Challenge: Copy every record below exactly as written, but leave out the pictures.

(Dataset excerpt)
****************************************

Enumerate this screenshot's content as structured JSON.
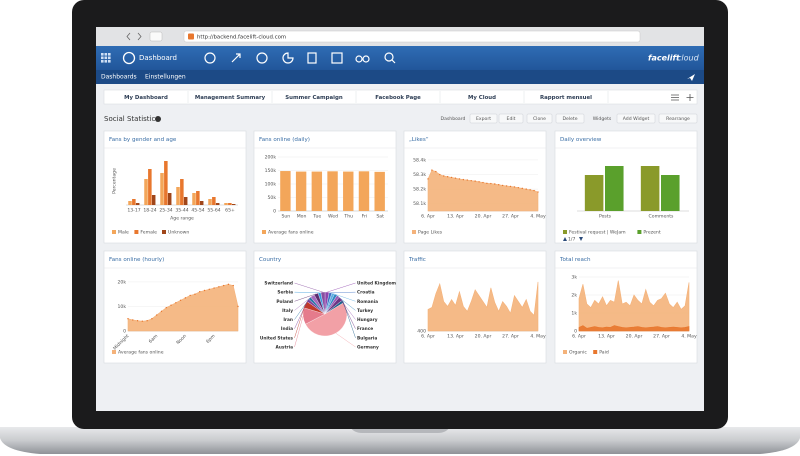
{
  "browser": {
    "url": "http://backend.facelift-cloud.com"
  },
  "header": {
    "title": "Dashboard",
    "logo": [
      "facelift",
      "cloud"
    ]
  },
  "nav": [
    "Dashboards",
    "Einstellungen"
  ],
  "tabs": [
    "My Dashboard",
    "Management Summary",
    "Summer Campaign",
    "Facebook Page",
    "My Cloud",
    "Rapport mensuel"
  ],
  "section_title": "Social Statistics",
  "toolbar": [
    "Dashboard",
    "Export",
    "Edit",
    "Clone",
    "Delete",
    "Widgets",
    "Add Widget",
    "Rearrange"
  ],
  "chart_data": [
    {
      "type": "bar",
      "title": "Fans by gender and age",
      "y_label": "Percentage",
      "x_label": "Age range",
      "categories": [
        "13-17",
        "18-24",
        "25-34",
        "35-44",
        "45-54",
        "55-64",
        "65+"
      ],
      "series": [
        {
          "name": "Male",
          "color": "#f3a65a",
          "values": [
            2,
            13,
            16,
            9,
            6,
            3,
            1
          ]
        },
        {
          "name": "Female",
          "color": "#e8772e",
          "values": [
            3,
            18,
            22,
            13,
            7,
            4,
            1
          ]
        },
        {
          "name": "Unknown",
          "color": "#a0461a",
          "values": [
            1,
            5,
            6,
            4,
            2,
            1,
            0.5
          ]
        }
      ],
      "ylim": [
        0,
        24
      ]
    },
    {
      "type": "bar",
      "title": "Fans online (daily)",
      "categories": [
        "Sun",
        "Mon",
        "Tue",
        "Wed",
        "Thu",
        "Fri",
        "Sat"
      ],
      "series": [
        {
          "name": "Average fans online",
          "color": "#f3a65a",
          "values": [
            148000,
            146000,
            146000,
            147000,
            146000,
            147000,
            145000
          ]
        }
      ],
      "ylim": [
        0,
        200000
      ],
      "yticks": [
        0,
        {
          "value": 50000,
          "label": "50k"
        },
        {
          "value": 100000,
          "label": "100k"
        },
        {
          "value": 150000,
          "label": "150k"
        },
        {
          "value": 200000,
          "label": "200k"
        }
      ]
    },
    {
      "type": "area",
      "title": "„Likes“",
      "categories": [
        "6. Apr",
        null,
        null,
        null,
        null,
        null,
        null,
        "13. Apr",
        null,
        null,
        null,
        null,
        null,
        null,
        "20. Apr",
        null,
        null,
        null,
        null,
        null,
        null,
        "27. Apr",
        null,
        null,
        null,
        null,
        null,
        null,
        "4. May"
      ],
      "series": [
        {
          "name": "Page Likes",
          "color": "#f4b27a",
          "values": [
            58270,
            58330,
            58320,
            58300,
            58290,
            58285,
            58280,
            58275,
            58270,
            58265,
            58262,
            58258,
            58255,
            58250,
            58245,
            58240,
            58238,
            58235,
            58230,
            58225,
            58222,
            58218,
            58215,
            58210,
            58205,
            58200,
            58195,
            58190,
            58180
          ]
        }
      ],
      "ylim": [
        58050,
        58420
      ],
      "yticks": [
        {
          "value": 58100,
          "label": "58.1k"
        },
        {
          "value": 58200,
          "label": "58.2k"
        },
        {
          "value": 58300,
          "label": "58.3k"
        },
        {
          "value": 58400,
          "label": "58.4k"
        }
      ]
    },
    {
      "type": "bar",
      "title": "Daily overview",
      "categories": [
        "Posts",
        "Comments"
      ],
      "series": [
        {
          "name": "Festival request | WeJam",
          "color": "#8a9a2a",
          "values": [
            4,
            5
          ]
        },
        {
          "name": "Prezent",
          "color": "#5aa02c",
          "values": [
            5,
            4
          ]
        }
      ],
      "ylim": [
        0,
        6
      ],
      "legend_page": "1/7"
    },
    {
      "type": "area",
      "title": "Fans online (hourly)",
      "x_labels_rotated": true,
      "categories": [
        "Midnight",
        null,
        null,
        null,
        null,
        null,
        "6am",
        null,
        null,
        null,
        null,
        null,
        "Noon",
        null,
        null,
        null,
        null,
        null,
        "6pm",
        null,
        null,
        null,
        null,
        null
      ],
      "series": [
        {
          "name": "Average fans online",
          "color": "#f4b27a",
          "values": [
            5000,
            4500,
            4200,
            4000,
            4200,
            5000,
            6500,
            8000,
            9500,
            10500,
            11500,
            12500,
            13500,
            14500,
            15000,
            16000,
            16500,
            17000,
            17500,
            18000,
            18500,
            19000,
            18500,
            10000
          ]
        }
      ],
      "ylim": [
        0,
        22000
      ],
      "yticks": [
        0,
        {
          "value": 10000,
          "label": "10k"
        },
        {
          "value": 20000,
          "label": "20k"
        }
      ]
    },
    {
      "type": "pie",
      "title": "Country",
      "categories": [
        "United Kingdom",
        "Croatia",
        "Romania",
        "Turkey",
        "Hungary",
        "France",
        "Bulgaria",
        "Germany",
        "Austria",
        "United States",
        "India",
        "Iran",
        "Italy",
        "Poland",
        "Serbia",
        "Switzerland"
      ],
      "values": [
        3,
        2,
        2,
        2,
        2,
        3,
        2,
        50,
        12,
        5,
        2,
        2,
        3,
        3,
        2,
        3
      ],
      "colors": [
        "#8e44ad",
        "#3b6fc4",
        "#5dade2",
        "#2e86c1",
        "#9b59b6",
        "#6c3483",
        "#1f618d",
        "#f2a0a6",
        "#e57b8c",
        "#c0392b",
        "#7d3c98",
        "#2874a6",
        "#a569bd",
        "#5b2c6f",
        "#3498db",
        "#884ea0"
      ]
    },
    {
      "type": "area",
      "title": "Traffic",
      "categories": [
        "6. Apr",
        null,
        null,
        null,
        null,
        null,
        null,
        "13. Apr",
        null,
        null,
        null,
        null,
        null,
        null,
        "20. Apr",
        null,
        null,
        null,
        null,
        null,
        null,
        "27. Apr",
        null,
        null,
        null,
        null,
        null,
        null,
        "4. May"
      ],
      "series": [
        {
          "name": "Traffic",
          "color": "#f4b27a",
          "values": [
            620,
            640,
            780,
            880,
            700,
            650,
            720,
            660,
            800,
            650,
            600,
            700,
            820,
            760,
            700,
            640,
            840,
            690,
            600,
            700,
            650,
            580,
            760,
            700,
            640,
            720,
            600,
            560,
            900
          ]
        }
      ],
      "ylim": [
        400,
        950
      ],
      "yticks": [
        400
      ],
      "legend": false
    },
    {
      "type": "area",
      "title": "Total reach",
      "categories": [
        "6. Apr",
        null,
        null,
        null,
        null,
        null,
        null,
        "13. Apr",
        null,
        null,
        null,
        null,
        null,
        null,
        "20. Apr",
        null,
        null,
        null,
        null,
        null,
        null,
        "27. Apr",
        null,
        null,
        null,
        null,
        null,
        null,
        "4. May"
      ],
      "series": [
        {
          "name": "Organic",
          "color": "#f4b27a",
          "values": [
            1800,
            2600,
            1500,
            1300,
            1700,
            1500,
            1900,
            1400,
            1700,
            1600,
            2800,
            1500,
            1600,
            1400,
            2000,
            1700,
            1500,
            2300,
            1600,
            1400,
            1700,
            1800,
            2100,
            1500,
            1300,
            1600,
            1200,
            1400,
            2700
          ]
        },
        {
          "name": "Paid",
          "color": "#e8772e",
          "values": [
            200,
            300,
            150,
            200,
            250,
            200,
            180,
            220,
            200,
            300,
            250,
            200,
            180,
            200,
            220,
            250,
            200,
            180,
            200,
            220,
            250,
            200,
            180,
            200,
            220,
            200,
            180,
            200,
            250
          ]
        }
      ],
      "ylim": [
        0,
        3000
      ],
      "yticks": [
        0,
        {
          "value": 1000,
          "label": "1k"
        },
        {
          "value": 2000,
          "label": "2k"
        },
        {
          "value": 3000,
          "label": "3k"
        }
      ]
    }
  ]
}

****************************************

Solution to the exercise:
Enumerate this screenshot's content as structured JSON.
{
  "browser": {
    "url": "http://backend.facelift-cloud.com"
  },
  "header": {
    "title": "Dashboard",
    "logo": [
      "facelift",
      "cloud"
    ]
  },
  "nav": [
    "Dashboards",
    "Einstellungen"
  ],
  "tabs": [
    "My Dashboard",
    "Management Summary",
    "Summer Campaign",
    "Facebook Page",
    "My Cloud",
    "Rapport mensuel"
  ],
  "section_title": "Social Statistics",
  "toolbar": [
    "Dashboard",
    "Export",
    "Edit",
    "Clone",
    "Delete",
    "Widgets",
    "Add Widget",
    "Rearrange"
  ],
  "chart_data": [
    {
      "type": "bar",
      "title": "Fans by gender and age",
      "y_label": "Percentage",
      "x_label": "Age range",
      "categories": [
        "13-17",
        "18-24",
        "25-34",
        "35-44",
        "45-54",
        "55-64",
        "65+"
      ],
      "series": [
        {
          "name": "Male",
          "color": "#f3a65a",
          "values": [
            2,
            13,
            16,
            9,
            6,
            3,
            1
          ]
        },
        {
          "name": "Female",
          "color": "#e8772e",
          "values": [
            3,
            18,
            22,
            13,
            7,
            4,
            1
          ]
        },
        {
          "name": "Unknown",
          "color": "#a0461a",
          "values": [
            1,
            5,
            6,
            4,
            2,
            1,
            0.5
          ]
        }
      ],
      "ylim": [
        0,
        24
      ]
    },
    {
      "type": "bar",
      "title": "Fans online (daily)",
      "categories": [
        "Sun",
        "Mon",
        "Tue",
        "Wed",
        "Thu",
        "Fri",
        "Sat"
      ],
      "series": [
        {
          "name": "Average fans online",
          "color": "#f3a65a",
          "values": [
            148000,
            146000,
            146000,
            147000,
            146000,
            147000,
            145000
          ]
        }
      ],
      "ylim": [
        0,
        200000
      ],
      "yticks": [
        0,
        {
          "value": 50000,
          "label": "50k"
        },
        {
          "value": 100000,
          "label": "100k"
        },
        {
          "value": 150000,
          "label": "150k"
        },
        {
          "value": 200000,
          "label": "200k"
        }
      ]
    },
    {
      "type": "area",
      "title": "„Likes“",
      "categories": [
        "6. Apr",
        null,
        null,
        null,
        null,
        null,
        null,
        "13. Apr",
        null,
        null,
        null,
        null,
        null,
        null,
        "20. Apr",
        null,
        null,
        null,
        null,
        null,
        null,
        "27. Apr",
        null,
        null,
        null,
        null,
        null,
        null,
        "4. May"
      ],
      "series": [
        {
          "name": "Page Likes",
          "color": "#f4b27a",
          "values": [
            58270,
            58330,
            58320,
            58300,
            58290,
            58285,
            58280,
            58275,
            58270,
            58265,
            58262,
            58258,
            58255,
            58250,
            58245,
            58240,
            58238,
            58235,
            58230,
            58225,
            58222,
            58218,
            58215,
            58210,
            58205,
            58200,
            58195,
            58190,
            58180
          ]
        }
      ],
      "ylim": [
        58050,
        58420
      ],
      "yticks": [
        {
          "value": 58100,
          "label": "58.1k"
        },
        {
          "value": 58200,
          "label": "58.2k"
        },
        {
          "value": 58300,
          "label": "58.3k"
        },
        {
          "value": 58400,
          "label": "58.4k"
        }
      ]
    },
    {
      "type": "bar",
      "title": "Daily overview",
      "categories": [
        "Posts",
        "Comments"
      ],
      "series": [
        {
          "name": "Festival request | WeJam",
          "color": "#8a9a2a",
          "values": [
            4,
            5
          ]
        },
        {
          "name": "Prezent",
          "color": "#5aa02c",
          "values": [
            5,
            4
          ]
        }
      ],
      "ylim": [
        0,
        6
      ],
      "legend_page": "1/7"
    },
    {
      "type": "area",
      "title": "Fans online (hourly)",
      "x_labels_rotated": true,
      "categories": [
        "Midnight",
        null,
        null,
        null,
        null,
        null,
        "6am",
        null,
        null,
        null,
        null,
        null,
        "Noon",
        null,
        null,
        null,
        null,
        null,
        "6pm",
        null,
        null,
        null,
        null,
        null
      ],
      "series": [
        {
          "name": "Average fans online",
          "color": "#f4b27a",
          "values": [
            5000,
            4500,
            4200,
            4000,
            4200,
            5000,
            6500,
            8000,
            9500,
            10500,
            11500,
            12500,
            13500,
            14500,
            15000,
            16000,
            16500,
            17000,
            17500,
            18000,
            18500,
            19000,
            18500,
            10000
          ]
        }
      ],
      "ylim": [
        0,
        22000
      ],
      "yticks": [
        0,
        {
          "value": 10000,
          "label": "10k"
        },
        {
          "value": 20000,
          "label": "20k"
        }
      ]
    },
    {
      "type": "pie",
      "title": "Country",
      "categories": [
        "United Kingdom",
        "Croatia",
        "Romania",
        "Turkey",
        "Hungary",
        "France",
        "Bulgaria",
        "Germany",
        "Austria",
        "United States",
        "India",
        "Iran",
        "Italy",
        "Poland",
        "Serbia",
        "Switzerland"
      ],
      "values": [
        3,
        2,
        2,
        2,
        2,
        3,
        2,
        50,
        12,
        5,
        2,
        2,
        3,
        3,
        2,
        3
      ],
      "colors": [
        "#8e44ad",
        "#3b6fc4",
        "#5dade2",
        "#2e86c1",
        "#9b59b6",
        "#6c3483",
        "#1f618d",
        "#f2a0a6",
        "#e57b8c",
        "#c0392b",
        "#7d3c98",
        "#2874a6",
        "#a569bd",
        "#5b2c6f",
        "#3498db",
        "#884ea0"
      ]
    },
    {
      "type": "area",
      "title": "Traffic",
      "categories": [
        "6. Apr",
        null,
        null,
        null,
        null,
        null,
        null,
        "13. Apr",
        null,
        null,
        null,
        null,
        null,
        null,
        "20. Apr",
        null,
        null,
        null,
        null,
        null,
        null,
        "27. Apr",
        null,
        null,
        null,
        null,
        null,
        null,
        "4. May"
      ],
      "series": [
        {
          "name": "Traffic",
          "color": "#f4b27a",
          "values": [
            620,
            640,
            780,
            880,
            700,
            650,
            720,
            660,
            800,
            650,
            600,
            700,
            820,
            760,
            700,
            640,
            840,
            690,
            600,
            700,
            650,
            580,
            760,
            700,
            640,
            720,
            600,
            560,
            900
          ]
        }
      ],
      "ylim": [
        400,
        950
      ],
      "yticks": [
        400
      ],
      "legend": false
    },
    {
      "type": "area",
      "title": "Total reach",
      "categories": [
        "6. Apr",
        null,
        null,
        null,
        null,
        null,
        null,
        "13. Apr",
        null,
        null,
        null,
        null,
        null,
        null,
        "20. Apr",
        null,
        null,
        null,
        null,
        null,
        null,
        "27. Apr",
        null,
        null,
        null,
        null,
        null,
        null,
        "4. May"
      ],
      "series": [
        {
          "name": "Organic",
          "color": "#f4b27a",
          "values": [
            1800,
            2600,
            1500,
            1300,
            1700,
            1500,
            1900,
            1400,
            1700,
            1600,
            2800,
            1500,
            1600,
            1400,
            2000,
            1700,
            1500,
            2300,
            1600,
            1400,
            1700,
            1800,
            2100,
            1500,
            1300,
            1600,
            1200,
            1400,
            2700
          ]
        },
        {
          "name": "Paid",
          "color": "#e8772e",
          "values": [
            200,
            300,
            150,
            200,
            250,
            200,
            180,
            220,
            200,
            300,
            250,
            200,
            180,
            200,
            220,
            250,
            200,
            180,
            200,
            220,
            250,
            200,
            180,
            200,
            220,
            200,
            180,
            200,
            250
          ]
        }
      ],
      "ylim": [
        0,
        3000
      ],
      "yticks": [
        0,
        {
          "value": 1000,
          "label": "1k"
        },
        {
          "value": 2000,
          "label": "2k"
        },
        {
          "value": 3000,
          "label": "3k"
        }
      ]
    }
  ]
}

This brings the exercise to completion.